Saved entries
* * *
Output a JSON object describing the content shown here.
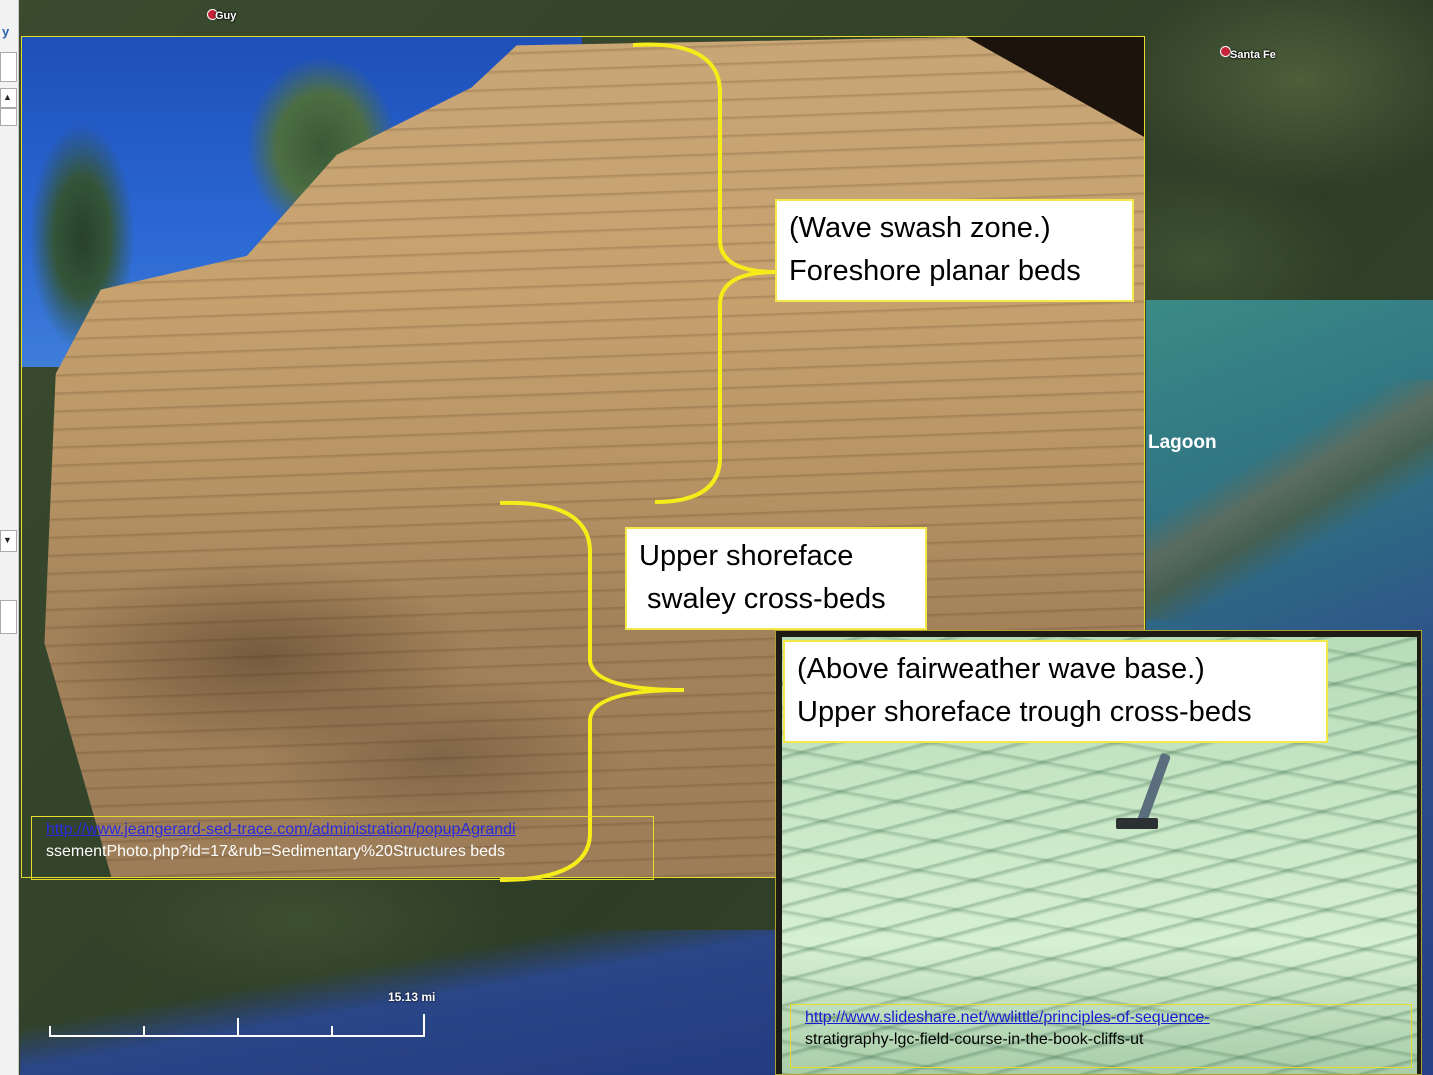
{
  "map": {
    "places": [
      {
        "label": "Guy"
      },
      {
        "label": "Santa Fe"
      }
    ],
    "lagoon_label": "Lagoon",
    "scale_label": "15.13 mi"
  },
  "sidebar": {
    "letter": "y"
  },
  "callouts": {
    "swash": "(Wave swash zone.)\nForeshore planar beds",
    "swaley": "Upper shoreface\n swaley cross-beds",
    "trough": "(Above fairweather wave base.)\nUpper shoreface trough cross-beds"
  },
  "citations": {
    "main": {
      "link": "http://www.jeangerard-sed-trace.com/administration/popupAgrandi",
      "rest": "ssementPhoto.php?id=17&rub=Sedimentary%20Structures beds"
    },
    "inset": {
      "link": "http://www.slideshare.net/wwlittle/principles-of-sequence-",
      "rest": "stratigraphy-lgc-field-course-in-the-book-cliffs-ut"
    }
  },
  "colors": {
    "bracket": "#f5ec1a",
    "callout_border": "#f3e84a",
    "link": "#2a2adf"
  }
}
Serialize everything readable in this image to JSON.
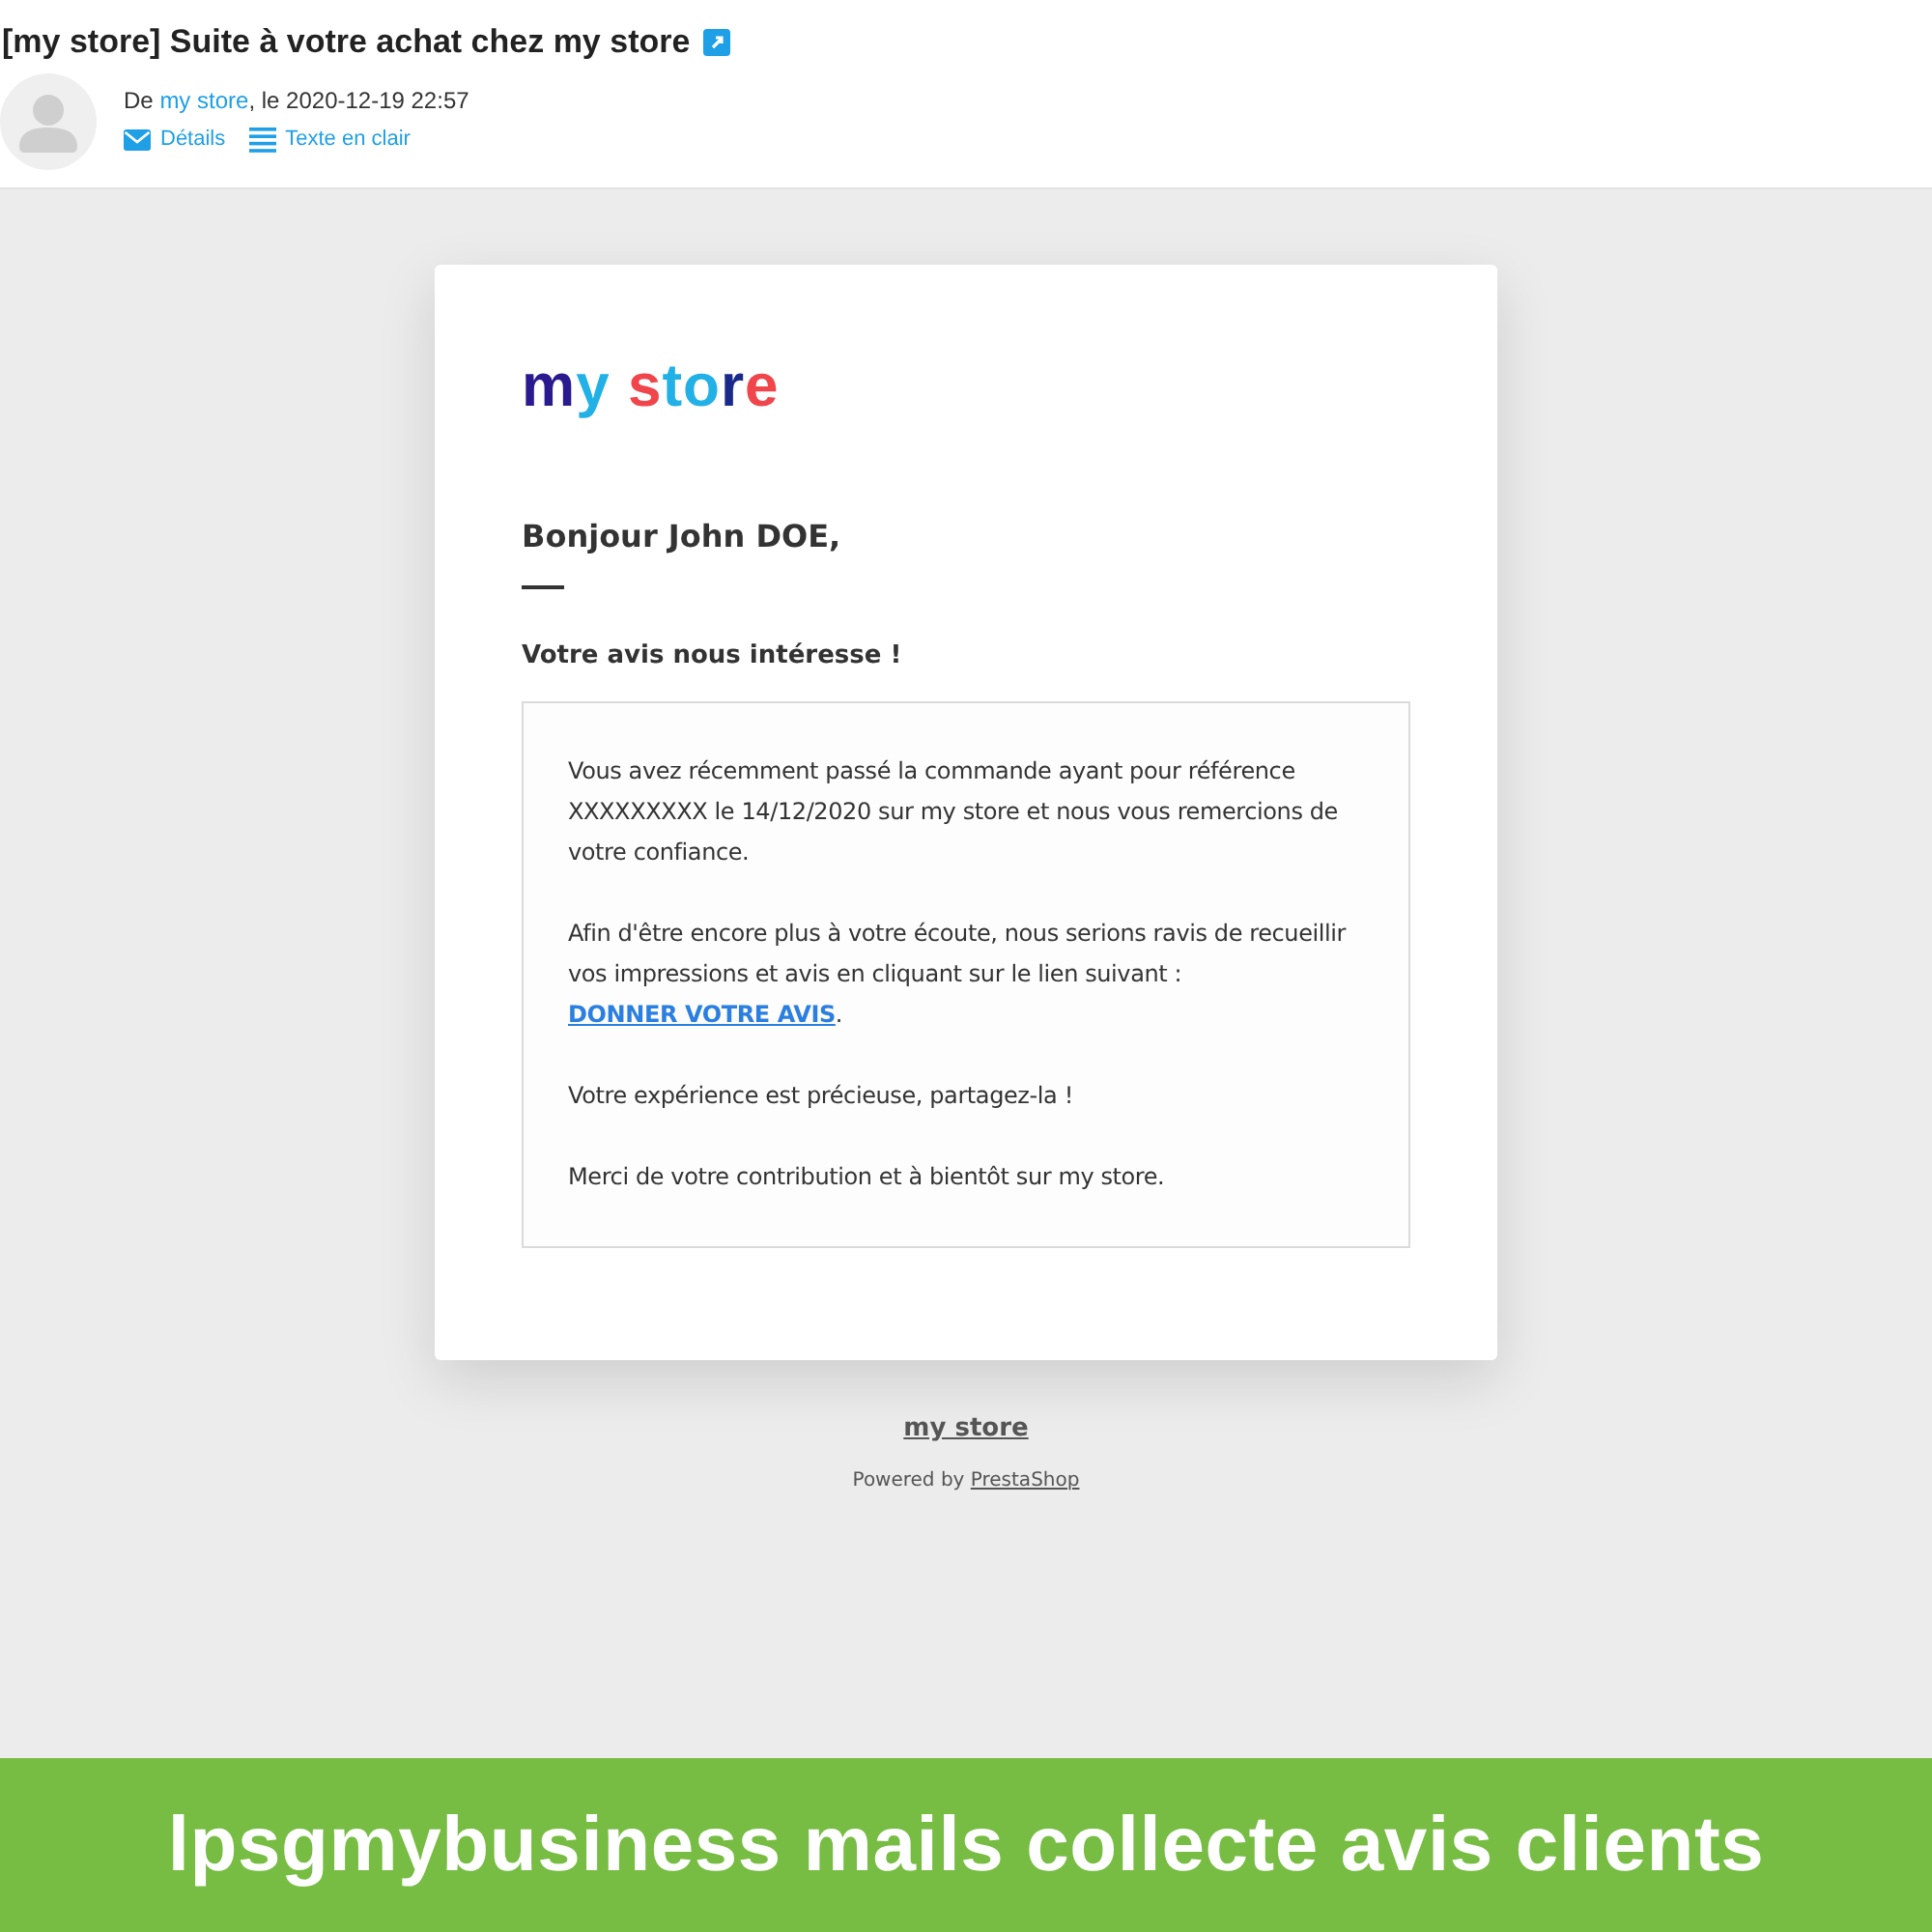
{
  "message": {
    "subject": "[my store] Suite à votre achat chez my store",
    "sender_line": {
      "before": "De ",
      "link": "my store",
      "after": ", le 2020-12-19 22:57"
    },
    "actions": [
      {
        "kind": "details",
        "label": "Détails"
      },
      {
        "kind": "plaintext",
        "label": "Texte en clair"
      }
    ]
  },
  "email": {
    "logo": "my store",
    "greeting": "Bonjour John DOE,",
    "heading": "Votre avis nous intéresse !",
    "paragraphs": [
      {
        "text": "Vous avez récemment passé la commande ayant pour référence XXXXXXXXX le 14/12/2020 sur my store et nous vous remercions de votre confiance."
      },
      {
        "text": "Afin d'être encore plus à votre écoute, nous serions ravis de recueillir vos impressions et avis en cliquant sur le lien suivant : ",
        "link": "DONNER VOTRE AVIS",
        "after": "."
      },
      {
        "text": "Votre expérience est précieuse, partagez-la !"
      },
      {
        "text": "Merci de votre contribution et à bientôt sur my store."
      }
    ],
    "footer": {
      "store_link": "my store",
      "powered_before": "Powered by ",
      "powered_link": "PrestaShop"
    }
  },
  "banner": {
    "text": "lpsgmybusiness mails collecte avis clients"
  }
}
* * *
EXERCISE: Output every entry verbatim. Pictures do not belong in the copy.

RESPONSE TO THE TASK:
Output a JSON object describing the content shown here.
{
  "map": {
    "places": [
      {
        "label": "Guy"
      },
      {
        "label": "Santa Fe"
      }
    ],
    "lagoon_label": "Lagoon",
    "scale_label": "15.13 mi"
  },
  "sidebar": {
    "letter": "y"
  },
  "callouts": {
    "swash": "(Wave swash zone.)\nForeshore planar beds",
    "swaley": "Upper shoreface\n swaley cross-beds",
    "trough": "(Above fairweather wave base.)\nUpper shoreface trough cross-beds"
  },
  "citations": {
    "main": {
      "link": "http://www.jeangerard-sed-trace.com/administration/popupAgrandi",
      "rest": "ssementPhoto.php?id=17&rub=Sedimentary%20Structures beds"
    },
    "inset": {
      "link": "http://www.slideshare.net/wwlittle/principles-of-sequence-",
      "rest": "stratigraphy-lgc-field-course-in-the-book-cliffs-ut"
    }
  },
  "colors": {
    "bracket": "#f5ec1a",
    "callout_border": "#f3e84a",
    "link": "#2a2adf"
  }
}
Serialize everything readable in this image to JSON.
{
  "message": {
    "subject": "[my store] Suite à votre achat chez my store",
    "sender_line": {
      "before": "De ",
      "link": "my store",
      "after": ", le 2020-12-19 22:57"
    },
    "actions": [
      {
        "kind": "details",
        "label": "Détails"
      },
      {
        "kind": "plaintext",
        "label": "Texte en clair"
      }
    ]
  },
  "email": {
    "logo": "my store",
    "greeting": "Bonjour John DOE,",
    "heading": "Votre avis nous intéresse !",
    "paragraphs": [
      {
        "text": "Vous avez récemment passé la commande ayant pour référence XXXXXXXXX le 14/12/2020 sur my store et nous vous remercions de votre confiance."
      },
      {
        "text": "Afin d'être encore plus à votre écoute, nous serions ravis de recueillir vos impressions et avis en cliquant sur le lien suivant : ",
        "link": "DONNER VOTRE AVIS",
        "after": "."
      },
      {
        "text": "Votre expérience est précieuse, partagez-la !"
      },
      {
        "text": "Merci de votre contribution et à bientôt sur my store."
      }
    ],
    "footer": {
      "store_link": "my store",
      "powered_before": "Powered by ",
      "powered_link": "PrestaShop"
    }
  },
  "banner": {
    "text": "lpsgmybusiness mails collecte avis clients"
  }
}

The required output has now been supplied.